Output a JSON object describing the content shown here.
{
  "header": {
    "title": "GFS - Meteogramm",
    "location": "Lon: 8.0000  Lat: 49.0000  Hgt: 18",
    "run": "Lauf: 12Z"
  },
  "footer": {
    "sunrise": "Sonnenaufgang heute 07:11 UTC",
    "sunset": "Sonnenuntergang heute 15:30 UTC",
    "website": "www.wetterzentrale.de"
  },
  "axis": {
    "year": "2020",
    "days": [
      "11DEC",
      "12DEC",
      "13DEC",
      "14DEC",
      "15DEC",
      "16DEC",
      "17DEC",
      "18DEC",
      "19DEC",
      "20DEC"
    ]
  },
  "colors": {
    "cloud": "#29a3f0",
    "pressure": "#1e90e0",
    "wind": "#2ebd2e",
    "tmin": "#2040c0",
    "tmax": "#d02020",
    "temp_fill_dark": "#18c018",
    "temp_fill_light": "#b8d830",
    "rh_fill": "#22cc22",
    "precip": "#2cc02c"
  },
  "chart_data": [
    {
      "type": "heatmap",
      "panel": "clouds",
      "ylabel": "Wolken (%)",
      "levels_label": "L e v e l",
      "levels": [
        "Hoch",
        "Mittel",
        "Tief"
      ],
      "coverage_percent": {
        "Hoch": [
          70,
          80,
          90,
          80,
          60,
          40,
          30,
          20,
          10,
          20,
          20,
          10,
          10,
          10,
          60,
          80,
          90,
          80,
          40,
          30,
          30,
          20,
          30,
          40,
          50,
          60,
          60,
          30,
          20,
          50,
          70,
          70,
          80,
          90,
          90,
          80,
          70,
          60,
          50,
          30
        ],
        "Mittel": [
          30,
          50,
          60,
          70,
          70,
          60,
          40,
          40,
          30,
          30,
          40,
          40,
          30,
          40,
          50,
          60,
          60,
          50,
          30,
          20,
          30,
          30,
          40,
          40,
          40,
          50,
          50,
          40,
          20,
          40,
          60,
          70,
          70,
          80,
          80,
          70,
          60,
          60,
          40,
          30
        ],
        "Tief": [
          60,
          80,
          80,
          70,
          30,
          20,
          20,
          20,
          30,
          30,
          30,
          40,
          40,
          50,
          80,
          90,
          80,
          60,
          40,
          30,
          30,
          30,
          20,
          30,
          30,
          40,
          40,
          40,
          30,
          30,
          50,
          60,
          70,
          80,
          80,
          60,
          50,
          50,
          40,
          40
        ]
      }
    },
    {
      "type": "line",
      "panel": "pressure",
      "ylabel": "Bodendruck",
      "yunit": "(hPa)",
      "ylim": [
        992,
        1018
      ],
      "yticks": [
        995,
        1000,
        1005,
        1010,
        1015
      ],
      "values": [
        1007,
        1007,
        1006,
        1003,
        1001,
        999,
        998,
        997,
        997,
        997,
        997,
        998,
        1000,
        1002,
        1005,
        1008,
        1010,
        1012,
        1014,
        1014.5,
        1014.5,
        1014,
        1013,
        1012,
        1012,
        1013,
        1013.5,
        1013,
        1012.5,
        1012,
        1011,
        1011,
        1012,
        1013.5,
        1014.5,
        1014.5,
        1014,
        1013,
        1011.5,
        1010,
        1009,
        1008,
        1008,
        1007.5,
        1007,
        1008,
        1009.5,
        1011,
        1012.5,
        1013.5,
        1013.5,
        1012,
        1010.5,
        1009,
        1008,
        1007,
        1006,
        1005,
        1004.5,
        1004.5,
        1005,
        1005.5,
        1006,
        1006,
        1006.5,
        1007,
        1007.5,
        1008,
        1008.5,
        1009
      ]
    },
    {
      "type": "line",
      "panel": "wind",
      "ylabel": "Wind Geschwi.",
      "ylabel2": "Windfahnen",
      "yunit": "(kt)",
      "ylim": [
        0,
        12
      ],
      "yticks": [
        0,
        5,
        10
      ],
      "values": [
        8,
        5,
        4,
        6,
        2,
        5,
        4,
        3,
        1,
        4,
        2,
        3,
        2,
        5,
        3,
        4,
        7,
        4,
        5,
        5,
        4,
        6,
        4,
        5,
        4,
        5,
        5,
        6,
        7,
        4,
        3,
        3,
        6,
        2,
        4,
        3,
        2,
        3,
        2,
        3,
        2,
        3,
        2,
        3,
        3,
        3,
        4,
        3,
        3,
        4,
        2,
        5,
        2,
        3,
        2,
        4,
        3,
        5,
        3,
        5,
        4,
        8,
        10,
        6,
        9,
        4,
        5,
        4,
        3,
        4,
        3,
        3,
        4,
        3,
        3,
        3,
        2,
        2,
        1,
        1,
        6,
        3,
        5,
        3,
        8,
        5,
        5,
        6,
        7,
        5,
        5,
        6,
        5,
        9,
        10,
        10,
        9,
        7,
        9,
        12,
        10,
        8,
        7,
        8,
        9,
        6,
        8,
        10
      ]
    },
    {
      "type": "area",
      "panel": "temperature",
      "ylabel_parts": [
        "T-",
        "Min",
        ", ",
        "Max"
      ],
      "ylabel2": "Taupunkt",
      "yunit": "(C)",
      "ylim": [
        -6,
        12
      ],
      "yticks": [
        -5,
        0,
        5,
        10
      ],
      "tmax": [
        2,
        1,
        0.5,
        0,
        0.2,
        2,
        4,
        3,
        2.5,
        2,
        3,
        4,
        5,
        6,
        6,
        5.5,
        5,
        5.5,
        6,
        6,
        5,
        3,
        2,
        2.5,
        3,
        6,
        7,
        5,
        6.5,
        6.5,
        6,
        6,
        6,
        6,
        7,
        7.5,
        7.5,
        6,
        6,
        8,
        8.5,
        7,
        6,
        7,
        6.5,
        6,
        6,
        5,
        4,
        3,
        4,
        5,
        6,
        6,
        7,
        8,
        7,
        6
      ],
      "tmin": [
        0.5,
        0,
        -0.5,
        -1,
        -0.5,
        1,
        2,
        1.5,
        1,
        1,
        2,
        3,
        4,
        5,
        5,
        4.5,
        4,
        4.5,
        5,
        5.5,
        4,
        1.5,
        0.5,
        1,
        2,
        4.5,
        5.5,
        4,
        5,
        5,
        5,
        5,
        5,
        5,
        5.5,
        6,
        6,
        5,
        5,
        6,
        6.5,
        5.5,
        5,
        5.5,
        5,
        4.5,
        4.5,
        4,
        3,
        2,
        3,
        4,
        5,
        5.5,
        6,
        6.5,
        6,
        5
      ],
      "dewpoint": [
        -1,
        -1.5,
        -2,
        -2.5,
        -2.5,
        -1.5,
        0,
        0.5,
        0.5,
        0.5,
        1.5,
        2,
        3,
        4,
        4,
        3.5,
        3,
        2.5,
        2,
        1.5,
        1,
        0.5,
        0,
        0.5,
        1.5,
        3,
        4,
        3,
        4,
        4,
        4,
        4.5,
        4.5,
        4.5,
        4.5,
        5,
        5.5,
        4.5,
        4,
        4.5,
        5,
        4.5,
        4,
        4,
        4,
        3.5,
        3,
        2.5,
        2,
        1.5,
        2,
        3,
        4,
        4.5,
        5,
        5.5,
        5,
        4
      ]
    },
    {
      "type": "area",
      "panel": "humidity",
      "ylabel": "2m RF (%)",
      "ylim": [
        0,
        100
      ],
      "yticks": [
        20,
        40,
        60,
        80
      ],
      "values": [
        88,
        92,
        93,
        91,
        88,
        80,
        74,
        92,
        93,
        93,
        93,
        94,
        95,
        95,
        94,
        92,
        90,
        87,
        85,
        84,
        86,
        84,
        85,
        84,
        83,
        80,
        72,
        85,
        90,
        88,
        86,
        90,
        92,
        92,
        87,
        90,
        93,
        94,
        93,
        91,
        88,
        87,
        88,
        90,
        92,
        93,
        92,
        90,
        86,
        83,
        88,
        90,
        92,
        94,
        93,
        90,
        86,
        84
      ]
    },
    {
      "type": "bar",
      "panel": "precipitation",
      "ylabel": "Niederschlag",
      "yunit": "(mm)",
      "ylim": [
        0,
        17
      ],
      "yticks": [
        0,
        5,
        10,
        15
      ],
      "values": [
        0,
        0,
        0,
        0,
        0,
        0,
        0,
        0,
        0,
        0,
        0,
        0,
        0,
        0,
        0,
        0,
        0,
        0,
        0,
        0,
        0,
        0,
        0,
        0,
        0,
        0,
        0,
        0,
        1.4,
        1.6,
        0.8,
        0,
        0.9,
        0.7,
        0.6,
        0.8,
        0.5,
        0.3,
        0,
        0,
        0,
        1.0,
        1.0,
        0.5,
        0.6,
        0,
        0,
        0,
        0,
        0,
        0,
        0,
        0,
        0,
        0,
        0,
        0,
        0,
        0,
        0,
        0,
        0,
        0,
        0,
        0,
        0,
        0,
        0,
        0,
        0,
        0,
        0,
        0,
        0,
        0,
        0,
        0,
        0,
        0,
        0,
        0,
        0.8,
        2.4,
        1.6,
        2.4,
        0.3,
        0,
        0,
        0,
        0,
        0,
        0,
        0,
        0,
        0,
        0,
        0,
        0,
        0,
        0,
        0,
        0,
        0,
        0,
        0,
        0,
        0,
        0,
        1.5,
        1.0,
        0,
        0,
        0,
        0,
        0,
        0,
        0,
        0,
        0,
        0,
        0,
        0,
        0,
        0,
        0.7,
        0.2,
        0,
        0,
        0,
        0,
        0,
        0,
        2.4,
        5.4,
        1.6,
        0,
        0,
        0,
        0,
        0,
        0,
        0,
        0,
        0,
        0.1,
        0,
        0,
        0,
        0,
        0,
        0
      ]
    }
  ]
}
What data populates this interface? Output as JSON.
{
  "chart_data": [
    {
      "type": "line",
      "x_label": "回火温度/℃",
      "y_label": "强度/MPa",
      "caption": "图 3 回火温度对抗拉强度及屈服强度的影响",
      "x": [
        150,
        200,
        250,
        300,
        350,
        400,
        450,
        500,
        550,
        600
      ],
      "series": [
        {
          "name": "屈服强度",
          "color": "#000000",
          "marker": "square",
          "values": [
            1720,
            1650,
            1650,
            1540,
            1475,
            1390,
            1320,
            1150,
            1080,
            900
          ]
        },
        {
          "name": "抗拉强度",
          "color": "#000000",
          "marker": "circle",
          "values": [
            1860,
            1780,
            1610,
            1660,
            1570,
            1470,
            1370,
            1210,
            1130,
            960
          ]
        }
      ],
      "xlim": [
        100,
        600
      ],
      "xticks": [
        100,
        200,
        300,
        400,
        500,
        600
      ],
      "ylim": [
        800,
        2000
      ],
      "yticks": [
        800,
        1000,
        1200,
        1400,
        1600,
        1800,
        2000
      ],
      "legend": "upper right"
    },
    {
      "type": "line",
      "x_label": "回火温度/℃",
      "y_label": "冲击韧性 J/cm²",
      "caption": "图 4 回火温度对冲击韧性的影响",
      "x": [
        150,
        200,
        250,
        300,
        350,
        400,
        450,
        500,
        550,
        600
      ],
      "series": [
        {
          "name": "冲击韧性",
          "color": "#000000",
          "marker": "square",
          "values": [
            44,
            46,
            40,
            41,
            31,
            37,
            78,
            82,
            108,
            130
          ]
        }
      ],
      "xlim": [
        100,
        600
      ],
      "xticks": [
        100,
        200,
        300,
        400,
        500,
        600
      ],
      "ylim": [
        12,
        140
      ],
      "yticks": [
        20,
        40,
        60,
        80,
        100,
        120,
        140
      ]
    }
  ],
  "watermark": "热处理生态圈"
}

===============

* _Set task_
What is the number of lines in the records that contain the string "panel"? Give only that number.

* _Task output_
6